▶ Job:
Output the material exactly, but drop every image it holds.

▶ Data entries:
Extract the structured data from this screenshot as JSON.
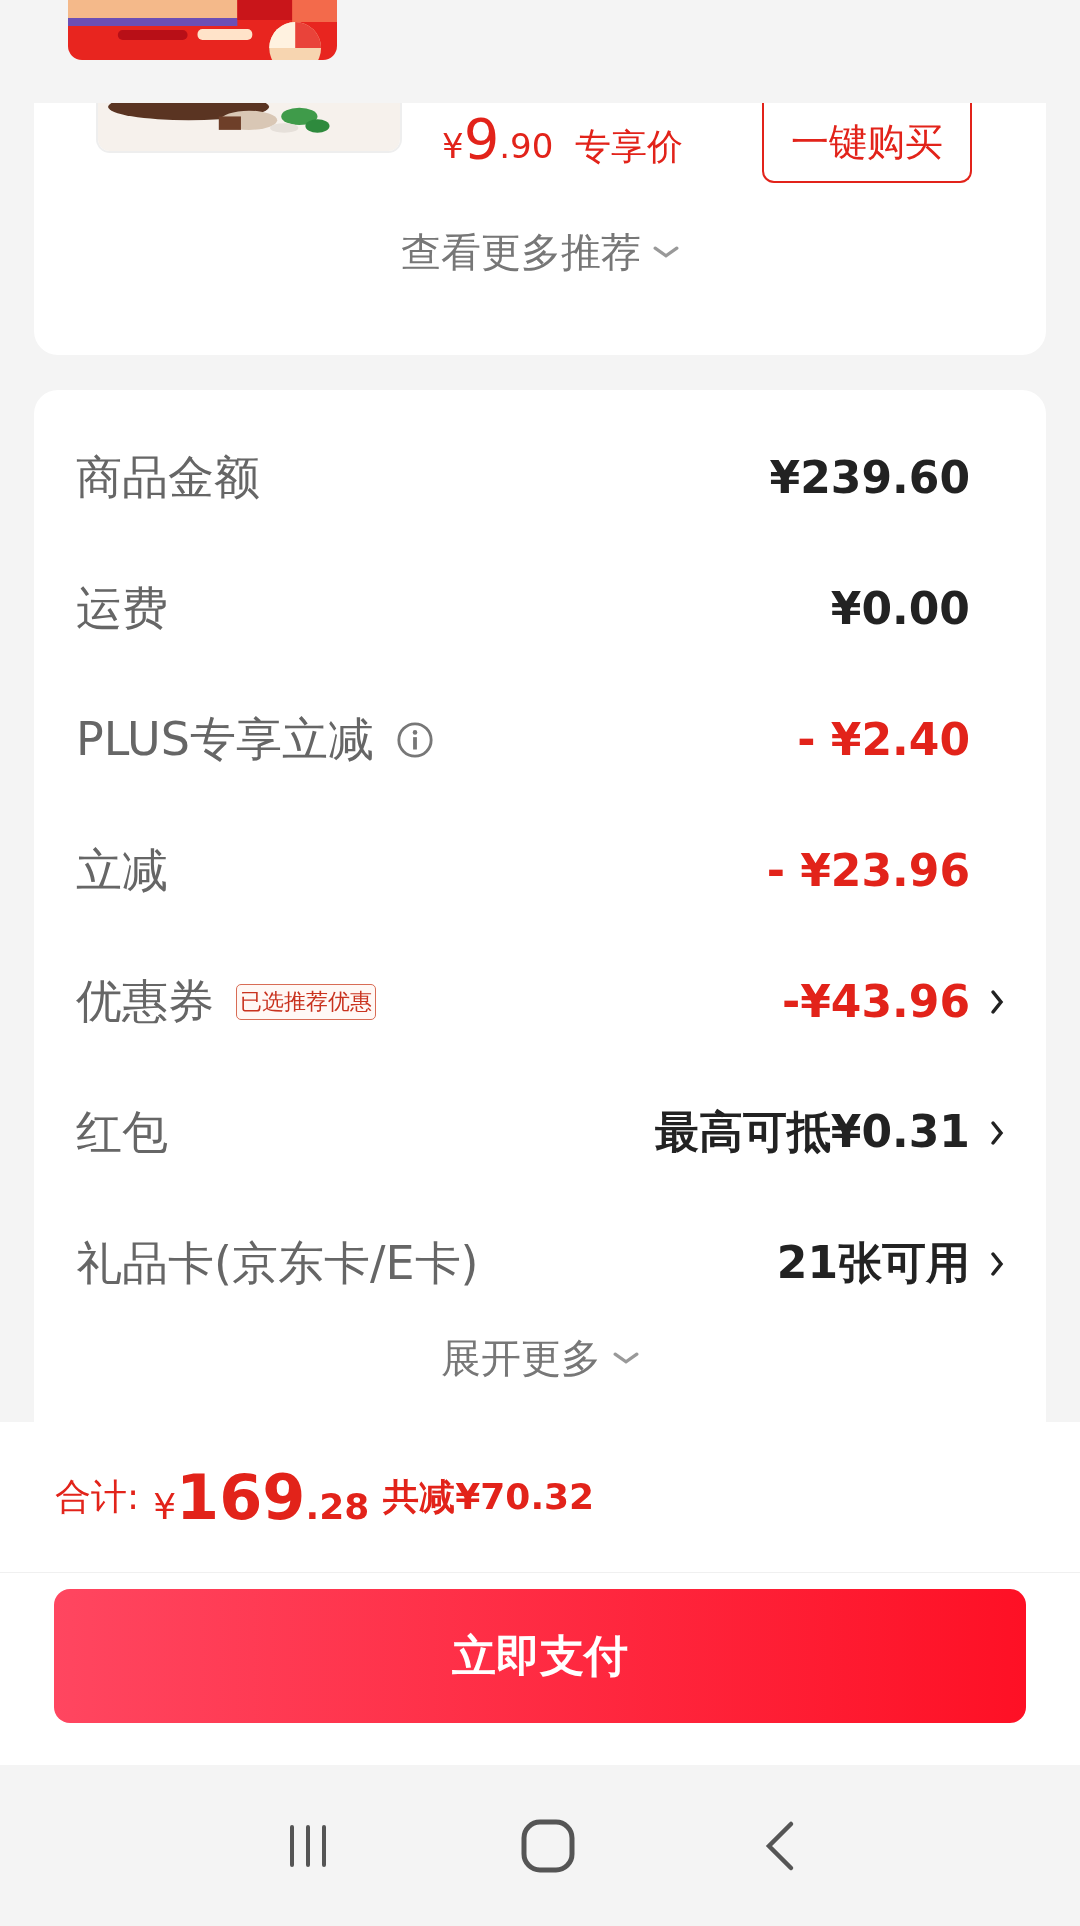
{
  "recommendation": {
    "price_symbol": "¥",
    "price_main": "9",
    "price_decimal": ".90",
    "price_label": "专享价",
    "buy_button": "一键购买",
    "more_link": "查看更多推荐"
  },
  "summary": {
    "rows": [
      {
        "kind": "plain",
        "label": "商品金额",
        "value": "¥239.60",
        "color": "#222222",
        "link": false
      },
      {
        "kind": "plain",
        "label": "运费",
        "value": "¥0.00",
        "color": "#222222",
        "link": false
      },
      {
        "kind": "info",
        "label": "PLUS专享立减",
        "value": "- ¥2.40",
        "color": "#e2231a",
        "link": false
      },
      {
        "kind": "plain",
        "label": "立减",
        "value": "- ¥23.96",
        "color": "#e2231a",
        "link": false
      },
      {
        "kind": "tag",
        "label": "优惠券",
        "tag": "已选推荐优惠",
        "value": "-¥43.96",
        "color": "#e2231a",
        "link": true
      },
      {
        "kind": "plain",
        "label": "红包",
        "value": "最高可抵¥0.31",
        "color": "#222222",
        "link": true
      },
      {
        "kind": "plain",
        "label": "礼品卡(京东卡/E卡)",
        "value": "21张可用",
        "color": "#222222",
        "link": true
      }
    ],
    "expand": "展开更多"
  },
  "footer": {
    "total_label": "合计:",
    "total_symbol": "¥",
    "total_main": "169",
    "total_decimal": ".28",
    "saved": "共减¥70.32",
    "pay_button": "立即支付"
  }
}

▶ Solved exercise:
Extract the structured data from this screenshot as JSON.
{
  "recommendation": {
    "price_symbol": "¥",
    "price_main": "9",
    "price_decimal": ".90",
    "price_label": "专享价",
    "buy_button": "一键购买",
    "more_link": "查看更多推荐"
  },
  "summary": {
    "rows": [
      {
        "kind": "plain",
        "label": "商品金额",
        "value": "¥239.60",
        "color": "#222222",
        "link": false
      },
      {
        "kind": "plain",
        "label": "运费",
        "value": "¥0.00",
        "color": "#222222",
        "link": false
      },
      {
        "kind": "info",
        "label": "PLUS专享立减",
        "value": "- ¥2.40",
        "color": "#e2231a",
        "link": false
      },
      {
        "kind": "plain",
        "label": "立减",
        "value": "- ¥23.96",
        "color": "#e2231a",
        "link": false
      },
      {
        "kind": "tag",
        "label": "优惠券",
        "tag": "已选推荐优惠",
        "value": "-¥43.96",
        "color": "#e2231a",
        "link": true
      },
      {
        "kind": "plain",
        "label": "红包",
        "value": "最高可抵¥0.31",
        "color": "#222222",
        "link": true
      },
      {
        "kind": "plain",
        "label": "礼品卡(京东卡/E卡)",
        "value": "21张可用",
        "color": "#222222",
        "link": true
      }
    ],
    "expand": "展开更多"
  },
  "footer": {
    "total_label": "合计:",
    "total_symbol": "¥",
    "total_main": "169",
    "total_decimal": ".28",
    "saved": "共减¥70.32",
    "pay_button": "立即支付"
  }
}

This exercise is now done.